Please give the data below again in full, exactly as it stands.
+ + + +
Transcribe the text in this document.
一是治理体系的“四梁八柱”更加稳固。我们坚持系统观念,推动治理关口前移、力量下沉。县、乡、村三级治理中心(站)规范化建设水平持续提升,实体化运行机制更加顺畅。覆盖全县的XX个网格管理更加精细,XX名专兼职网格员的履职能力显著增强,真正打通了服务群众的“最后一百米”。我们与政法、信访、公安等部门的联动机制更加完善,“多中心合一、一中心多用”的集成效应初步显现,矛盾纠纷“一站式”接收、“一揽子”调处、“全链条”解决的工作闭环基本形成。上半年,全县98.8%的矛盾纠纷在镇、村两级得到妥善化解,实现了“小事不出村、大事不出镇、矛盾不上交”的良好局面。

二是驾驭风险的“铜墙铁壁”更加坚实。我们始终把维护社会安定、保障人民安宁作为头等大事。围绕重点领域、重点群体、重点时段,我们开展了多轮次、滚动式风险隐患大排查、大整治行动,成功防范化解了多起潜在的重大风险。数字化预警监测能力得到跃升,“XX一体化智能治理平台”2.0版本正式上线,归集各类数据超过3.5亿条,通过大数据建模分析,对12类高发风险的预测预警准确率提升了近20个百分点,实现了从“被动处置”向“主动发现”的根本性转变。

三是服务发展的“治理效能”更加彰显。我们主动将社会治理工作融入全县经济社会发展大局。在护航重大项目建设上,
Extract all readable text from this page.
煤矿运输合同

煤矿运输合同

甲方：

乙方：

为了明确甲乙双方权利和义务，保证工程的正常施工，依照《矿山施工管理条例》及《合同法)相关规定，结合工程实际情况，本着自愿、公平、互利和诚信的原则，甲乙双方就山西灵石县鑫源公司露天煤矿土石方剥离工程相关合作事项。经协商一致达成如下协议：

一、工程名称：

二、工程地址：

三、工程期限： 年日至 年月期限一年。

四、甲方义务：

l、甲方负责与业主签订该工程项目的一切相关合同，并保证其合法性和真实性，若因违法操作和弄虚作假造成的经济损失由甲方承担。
+ + + +
RESULT OF THIS EXERCISE
Transcribe the text in this document.
一是治理体系的“四梁八柱”更加稳固。我们坚持系统观念,推动治理关口前移、力量下沉。县、乡、村三级治理中心(站)规范化建设水平持续提升,实体化运行机制更加顺畅。覆盖全县的XX个网格管理更加精细,XX名专兼职网格员的履职能力显著增强,真正打通了服务群众的“最后一百米”。我们与政法、信访、公安等部门的联动机制更加完善,“多中心合一、一中心多用”的集成效应初步显现,矛盾纠纷“一站式”接收、“一揽子”调处、“全链条”解决的工作闭环基本形成。上半年,全县98.8%的矛盾纠纷在镇、村两级得到妥善化解,实现了“小事不出村、大事不出镇、矛盾不上交”的良好局面。

二是驾驭风险的“铜墙铁壁”更加坚实。我们始终把维护社会安定、保障人民安宁作为头等大事。围绕重点领域、重点群体、重点时段,我们开展了多轮次、滚动式风险隐患大排查、大整治行动,成功防范化解了多起潜在的重大风险。数字化预警监测能力得到跃升,“XX一体化智能治理平台”2.0版本正式上线,归集各类数据超过3.5亿条,通过大数据建模分析,对12类高发风险的预测预警准确率提升了近20个百分点,实现了从“被动处置”向“主动发现”的根本性转变。

三是服务发展的“治理效能”更加彰显。我们主动将社会治理工作融入全县经济社会发展大局。在护航重大项目建设上,
Extract all readable text from this page.
煤矿运输合同

煤矿运输合同

甲方：

乙方：

为了明确甲乙双方权利和义务，保证工程的正常施工，依照《矿山施工管理条例》及《合同法)相关规定，结合工程实际情况，本着自愿、公平、互利和诚信的原则，甲乙双方就山西灵石县鑫源公司露天煤矿土石方剥离工程相关合作事项。经协商一致达成如下协议：

一、工程名称：

二、工程地址：

三、工程期限： 年日至 年月期限一年。

四、甲方义务：

l、甲方负责与业主签订该工程项目的一切相关合同，并保证其合法性和真实性，若因违法操作和弄虚作假造成的经济损失由甲方承担。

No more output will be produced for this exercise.